Work to do ::
Write out each line in which the string "average" is present.
══ Records
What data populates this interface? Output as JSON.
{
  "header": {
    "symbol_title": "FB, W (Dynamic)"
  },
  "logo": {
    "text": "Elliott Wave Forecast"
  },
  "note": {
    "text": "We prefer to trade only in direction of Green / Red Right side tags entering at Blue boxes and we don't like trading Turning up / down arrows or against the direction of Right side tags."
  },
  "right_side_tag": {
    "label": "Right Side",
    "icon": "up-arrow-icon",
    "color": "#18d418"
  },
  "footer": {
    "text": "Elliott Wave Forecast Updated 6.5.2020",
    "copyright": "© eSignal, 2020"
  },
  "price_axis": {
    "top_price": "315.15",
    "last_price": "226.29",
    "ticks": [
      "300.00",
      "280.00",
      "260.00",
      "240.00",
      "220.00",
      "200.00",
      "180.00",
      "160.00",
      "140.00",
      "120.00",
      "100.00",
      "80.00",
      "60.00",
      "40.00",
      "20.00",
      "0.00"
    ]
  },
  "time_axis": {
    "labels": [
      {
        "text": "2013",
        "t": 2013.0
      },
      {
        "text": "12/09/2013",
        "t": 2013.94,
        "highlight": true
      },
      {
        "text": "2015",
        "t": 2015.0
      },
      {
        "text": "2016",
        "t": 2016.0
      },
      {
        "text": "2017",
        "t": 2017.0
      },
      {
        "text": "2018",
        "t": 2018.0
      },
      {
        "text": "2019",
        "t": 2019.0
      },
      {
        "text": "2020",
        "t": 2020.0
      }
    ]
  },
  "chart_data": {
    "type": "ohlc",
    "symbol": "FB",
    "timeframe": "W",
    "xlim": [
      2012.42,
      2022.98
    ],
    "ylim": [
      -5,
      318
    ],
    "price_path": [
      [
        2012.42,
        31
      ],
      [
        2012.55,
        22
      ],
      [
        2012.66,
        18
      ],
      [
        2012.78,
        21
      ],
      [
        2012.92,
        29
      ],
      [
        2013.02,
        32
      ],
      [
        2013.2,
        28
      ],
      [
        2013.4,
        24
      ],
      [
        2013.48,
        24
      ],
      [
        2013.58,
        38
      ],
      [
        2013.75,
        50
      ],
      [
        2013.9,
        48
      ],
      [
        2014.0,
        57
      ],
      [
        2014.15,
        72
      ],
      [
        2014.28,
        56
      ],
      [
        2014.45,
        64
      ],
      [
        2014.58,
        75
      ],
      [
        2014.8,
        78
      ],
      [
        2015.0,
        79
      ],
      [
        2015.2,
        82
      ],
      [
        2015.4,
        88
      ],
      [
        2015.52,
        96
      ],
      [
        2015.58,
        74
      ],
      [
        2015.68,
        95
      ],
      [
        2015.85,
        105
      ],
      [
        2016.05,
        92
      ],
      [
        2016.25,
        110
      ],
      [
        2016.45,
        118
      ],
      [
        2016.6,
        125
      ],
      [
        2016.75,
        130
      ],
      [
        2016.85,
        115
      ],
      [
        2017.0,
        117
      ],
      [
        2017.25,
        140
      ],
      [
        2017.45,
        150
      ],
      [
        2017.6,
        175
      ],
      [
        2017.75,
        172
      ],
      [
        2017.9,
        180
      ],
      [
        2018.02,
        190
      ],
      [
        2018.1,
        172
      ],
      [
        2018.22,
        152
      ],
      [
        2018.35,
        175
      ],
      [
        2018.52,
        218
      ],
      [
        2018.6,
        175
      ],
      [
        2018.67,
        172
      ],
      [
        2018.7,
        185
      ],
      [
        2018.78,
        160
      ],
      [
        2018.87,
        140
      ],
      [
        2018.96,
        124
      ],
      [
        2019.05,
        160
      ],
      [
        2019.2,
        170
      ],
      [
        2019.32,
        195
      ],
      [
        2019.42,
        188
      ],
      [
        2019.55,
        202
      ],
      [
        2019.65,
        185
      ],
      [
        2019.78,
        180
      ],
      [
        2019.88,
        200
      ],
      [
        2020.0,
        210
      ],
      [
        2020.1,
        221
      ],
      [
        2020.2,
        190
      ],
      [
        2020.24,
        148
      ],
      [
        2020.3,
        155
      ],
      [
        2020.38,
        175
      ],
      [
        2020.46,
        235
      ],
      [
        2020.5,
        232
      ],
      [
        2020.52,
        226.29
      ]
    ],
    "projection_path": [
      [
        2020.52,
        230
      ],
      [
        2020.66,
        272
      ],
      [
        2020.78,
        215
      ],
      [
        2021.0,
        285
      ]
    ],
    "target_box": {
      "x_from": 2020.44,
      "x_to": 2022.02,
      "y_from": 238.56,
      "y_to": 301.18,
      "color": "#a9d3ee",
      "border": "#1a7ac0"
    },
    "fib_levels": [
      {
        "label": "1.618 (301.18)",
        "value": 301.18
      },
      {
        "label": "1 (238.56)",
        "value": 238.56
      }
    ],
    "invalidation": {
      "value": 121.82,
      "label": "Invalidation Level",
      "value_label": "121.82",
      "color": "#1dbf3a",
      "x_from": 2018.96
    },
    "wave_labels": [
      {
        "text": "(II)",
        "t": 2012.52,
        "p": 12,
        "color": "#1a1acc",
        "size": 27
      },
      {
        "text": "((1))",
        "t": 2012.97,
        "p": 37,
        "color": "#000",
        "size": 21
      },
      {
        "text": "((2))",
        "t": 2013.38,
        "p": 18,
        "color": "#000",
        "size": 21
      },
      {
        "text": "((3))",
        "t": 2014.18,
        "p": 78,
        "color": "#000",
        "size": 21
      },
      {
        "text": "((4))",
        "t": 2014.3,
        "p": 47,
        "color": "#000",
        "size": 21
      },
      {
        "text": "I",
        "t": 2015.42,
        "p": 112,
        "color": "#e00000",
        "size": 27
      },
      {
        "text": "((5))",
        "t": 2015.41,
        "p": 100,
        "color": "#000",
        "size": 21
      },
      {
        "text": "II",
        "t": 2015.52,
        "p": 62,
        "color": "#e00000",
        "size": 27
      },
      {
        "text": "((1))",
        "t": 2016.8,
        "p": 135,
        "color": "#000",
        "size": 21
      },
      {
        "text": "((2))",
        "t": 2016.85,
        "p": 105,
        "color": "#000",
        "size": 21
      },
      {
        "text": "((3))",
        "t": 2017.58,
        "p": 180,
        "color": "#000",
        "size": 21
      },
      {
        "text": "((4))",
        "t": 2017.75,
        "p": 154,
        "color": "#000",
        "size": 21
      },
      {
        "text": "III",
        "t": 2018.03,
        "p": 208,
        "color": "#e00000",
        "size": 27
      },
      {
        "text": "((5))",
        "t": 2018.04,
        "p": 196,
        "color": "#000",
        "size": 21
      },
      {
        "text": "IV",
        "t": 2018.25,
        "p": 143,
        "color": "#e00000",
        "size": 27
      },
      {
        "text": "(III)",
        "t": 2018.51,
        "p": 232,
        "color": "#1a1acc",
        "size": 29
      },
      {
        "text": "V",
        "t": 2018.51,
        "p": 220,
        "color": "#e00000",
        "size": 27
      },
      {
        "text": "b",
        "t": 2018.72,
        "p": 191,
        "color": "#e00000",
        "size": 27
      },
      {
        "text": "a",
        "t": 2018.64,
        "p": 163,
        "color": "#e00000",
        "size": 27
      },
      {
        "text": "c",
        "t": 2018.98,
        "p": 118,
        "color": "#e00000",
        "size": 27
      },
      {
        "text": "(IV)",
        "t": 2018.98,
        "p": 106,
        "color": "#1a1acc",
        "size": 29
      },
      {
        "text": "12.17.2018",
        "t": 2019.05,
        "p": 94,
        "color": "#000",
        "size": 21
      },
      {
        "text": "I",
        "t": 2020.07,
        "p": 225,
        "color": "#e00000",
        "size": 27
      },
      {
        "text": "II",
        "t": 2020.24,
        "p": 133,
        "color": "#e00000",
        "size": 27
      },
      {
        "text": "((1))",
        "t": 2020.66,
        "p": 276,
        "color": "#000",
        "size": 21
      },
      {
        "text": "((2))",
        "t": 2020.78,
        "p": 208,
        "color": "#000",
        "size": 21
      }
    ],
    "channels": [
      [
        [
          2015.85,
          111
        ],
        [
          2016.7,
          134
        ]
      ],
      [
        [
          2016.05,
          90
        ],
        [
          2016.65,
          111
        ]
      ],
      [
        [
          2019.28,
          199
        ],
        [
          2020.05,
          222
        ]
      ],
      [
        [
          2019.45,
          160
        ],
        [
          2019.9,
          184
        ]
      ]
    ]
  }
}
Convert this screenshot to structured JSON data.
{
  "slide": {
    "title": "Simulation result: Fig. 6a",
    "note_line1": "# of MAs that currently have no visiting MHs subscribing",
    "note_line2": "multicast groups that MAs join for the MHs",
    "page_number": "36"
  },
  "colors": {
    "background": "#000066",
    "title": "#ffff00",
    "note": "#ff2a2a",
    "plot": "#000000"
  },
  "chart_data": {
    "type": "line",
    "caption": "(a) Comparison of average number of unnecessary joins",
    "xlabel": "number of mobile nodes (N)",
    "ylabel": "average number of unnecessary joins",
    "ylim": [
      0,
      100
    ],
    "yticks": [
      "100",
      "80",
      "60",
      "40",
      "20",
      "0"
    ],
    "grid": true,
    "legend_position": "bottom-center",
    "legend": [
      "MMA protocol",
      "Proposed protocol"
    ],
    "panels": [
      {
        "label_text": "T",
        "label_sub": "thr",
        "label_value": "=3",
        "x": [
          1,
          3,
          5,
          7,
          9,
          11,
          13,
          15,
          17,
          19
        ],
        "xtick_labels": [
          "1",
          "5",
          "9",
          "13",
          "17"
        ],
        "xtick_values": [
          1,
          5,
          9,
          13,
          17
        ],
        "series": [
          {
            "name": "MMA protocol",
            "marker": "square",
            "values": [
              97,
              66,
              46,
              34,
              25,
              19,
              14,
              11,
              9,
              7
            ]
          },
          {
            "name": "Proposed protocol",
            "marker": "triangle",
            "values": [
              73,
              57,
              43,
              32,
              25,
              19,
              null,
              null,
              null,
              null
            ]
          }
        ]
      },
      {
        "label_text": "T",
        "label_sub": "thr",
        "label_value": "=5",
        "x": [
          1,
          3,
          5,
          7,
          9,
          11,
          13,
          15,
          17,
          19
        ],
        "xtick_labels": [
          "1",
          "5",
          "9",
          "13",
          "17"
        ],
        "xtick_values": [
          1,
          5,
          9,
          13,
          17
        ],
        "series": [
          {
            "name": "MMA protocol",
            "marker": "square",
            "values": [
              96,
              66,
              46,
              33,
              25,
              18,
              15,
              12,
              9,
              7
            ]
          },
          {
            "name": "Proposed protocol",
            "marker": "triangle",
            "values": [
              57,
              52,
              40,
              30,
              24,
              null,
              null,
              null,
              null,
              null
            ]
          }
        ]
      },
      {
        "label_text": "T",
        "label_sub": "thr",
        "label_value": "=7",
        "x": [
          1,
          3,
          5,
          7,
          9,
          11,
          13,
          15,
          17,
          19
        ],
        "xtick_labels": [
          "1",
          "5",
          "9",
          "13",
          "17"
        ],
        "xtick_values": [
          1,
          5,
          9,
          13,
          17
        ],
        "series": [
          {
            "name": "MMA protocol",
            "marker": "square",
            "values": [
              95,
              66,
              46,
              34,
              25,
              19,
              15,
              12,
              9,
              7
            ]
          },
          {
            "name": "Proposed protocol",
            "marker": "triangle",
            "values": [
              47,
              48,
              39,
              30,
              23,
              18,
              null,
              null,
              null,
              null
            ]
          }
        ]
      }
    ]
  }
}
════
Exercise result ::
    "caption": "(a) Comparison of average number of unnecessary joins",
    "ylabel": "average number of unnecessary joins",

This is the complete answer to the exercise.